▶ INSTRUCTION: Locate every line in the records below that holds the word "share" and return each one.

▶ Figure dataset records:
------------------------------------------------

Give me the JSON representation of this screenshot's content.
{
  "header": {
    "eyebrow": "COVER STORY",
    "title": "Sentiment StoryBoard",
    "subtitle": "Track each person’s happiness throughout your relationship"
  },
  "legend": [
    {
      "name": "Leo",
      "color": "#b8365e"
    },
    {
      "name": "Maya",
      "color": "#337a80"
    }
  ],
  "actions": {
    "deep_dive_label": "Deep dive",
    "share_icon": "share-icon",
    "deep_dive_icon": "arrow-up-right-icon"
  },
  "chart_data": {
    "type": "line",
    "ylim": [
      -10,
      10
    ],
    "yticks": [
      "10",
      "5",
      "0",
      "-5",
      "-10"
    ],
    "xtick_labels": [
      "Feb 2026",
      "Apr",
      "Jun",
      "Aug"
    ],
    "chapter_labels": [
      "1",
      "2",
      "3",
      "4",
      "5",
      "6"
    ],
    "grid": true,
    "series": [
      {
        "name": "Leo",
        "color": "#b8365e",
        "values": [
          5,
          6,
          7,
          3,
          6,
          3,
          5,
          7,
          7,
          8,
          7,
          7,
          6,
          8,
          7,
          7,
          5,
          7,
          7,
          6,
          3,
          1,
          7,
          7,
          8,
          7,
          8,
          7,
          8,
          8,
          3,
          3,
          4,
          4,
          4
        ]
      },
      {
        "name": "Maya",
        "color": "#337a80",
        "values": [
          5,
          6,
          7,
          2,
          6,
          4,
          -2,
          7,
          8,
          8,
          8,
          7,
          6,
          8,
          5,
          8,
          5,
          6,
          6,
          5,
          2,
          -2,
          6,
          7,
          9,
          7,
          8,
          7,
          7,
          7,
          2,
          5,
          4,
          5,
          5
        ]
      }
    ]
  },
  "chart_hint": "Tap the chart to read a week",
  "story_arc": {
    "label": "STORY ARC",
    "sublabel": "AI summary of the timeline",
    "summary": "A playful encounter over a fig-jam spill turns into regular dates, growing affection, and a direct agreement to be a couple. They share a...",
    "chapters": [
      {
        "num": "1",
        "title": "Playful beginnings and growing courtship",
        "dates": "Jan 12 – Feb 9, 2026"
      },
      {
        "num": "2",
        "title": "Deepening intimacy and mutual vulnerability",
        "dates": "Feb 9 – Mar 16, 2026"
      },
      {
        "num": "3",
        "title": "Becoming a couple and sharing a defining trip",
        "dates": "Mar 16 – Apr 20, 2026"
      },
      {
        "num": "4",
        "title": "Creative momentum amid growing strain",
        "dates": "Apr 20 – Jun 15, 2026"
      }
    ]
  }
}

------------------------------------------------

▶ ANSWER BELOW:
    "share_icon": "share-icon",
    "summary": "A playful encounter over a fig-jam spill turns into regular dates, growing affection, and a direct agreement to be a couple. They share a...",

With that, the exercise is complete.